EXERCISE: Locate the word "Timing" in the data below, then copy every line that holds it.

-- ENTRIES SHOWN start --

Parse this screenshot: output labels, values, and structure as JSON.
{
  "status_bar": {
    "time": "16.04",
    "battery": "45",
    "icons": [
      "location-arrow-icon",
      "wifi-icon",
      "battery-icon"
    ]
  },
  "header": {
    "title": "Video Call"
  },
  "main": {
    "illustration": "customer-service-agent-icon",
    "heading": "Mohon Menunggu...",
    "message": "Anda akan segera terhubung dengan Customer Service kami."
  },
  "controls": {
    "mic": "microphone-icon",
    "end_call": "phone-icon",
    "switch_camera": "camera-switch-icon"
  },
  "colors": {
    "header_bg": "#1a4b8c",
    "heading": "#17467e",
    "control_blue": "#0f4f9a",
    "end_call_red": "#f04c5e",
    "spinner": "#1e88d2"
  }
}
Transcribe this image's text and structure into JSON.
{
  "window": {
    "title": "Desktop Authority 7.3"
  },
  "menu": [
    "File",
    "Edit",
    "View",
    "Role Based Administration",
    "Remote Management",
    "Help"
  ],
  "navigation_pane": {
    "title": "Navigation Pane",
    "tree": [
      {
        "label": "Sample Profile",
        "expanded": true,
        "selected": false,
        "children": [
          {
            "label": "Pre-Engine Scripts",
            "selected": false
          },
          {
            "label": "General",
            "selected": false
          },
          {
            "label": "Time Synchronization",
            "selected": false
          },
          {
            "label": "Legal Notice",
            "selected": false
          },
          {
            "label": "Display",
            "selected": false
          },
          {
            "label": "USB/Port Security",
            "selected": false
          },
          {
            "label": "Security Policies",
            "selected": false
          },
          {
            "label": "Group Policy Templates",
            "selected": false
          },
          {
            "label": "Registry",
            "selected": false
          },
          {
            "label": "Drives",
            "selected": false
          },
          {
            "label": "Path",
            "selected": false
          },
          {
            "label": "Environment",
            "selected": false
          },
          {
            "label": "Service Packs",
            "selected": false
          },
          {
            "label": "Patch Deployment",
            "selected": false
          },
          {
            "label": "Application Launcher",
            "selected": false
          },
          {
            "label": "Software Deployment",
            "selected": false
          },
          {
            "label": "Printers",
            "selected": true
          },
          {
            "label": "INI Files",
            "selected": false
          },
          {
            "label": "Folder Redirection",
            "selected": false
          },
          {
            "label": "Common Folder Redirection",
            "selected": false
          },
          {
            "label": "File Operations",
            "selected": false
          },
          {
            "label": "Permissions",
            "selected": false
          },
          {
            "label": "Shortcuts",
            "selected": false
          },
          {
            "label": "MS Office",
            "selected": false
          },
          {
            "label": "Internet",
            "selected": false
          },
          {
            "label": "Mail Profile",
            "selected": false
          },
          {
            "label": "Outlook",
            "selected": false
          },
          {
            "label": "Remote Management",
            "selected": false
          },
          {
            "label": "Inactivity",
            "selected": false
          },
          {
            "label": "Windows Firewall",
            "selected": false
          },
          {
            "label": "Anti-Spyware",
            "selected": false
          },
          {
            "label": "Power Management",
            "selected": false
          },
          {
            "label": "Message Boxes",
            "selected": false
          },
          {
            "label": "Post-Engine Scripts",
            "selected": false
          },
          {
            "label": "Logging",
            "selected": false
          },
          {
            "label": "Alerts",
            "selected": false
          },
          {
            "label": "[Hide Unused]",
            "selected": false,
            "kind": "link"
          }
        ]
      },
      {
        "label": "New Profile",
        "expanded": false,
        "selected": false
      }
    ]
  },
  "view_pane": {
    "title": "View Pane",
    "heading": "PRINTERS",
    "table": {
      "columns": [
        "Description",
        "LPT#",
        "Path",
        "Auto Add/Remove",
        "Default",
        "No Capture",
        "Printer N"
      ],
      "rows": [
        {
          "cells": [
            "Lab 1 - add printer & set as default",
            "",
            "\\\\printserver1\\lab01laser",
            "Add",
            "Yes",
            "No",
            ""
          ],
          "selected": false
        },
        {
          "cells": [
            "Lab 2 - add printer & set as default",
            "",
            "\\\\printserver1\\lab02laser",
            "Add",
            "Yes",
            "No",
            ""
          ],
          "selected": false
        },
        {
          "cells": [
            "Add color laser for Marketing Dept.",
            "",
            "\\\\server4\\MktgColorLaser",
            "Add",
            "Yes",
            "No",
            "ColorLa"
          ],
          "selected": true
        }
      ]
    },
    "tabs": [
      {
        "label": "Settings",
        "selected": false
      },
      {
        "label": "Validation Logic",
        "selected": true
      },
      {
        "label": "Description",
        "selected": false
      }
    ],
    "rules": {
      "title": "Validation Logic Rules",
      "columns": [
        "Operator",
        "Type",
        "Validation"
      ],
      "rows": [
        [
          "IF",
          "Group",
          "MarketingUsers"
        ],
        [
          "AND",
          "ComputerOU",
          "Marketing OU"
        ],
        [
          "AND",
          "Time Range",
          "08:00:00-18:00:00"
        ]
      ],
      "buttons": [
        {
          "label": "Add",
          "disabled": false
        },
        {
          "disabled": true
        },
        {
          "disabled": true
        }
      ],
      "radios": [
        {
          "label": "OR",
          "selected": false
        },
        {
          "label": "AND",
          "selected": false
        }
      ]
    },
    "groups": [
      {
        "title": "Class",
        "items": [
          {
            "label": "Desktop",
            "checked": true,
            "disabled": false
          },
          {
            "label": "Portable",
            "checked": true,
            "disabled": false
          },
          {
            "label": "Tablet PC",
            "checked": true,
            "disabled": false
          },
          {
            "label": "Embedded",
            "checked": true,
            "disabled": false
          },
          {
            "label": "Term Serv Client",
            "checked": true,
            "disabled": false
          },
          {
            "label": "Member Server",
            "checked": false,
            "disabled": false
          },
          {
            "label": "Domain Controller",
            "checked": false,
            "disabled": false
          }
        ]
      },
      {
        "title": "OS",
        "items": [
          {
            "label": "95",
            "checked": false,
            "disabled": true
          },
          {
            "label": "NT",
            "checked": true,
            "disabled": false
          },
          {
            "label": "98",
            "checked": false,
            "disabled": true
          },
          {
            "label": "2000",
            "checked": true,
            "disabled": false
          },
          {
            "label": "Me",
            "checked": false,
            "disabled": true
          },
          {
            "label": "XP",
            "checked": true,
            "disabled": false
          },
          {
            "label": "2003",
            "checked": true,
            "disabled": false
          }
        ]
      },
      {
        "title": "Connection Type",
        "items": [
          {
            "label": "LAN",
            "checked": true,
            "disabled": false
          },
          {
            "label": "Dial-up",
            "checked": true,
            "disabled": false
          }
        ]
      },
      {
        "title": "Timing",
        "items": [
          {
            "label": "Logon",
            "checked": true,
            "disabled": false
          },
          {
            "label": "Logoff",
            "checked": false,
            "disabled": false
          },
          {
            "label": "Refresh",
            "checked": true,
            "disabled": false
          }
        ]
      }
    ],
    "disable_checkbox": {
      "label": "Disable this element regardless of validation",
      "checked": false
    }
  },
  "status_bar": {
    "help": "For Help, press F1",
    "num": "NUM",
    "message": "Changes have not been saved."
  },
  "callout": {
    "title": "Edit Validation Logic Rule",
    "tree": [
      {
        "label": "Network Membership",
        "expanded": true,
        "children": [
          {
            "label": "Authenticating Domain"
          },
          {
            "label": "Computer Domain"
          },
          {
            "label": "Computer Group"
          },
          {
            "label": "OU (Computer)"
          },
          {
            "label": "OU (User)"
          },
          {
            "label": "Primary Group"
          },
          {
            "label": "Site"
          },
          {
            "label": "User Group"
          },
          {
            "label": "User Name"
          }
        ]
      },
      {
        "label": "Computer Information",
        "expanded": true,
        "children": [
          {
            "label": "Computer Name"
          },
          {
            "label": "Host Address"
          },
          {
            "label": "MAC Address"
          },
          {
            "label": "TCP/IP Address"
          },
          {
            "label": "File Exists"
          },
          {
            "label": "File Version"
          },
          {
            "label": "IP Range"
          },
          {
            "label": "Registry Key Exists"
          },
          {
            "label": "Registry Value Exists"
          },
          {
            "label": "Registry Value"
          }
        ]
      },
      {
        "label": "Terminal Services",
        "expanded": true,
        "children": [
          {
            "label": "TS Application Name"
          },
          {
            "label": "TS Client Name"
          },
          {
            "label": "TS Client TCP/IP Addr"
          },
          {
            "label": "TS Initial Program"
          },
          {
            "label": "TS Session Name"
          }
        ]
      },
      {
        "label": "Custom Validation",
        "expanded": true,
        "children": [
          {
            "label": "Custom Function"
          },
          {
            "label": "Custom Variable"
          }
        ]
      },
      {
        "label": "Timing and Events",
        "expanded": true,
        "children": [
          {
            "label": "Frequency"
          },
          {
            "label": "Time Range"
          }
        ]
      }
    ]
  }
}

-- ENTRIES SHOWN end --

CORRECT RESPONSE:
        "title": "Timing",
        "label": "Timing and Events",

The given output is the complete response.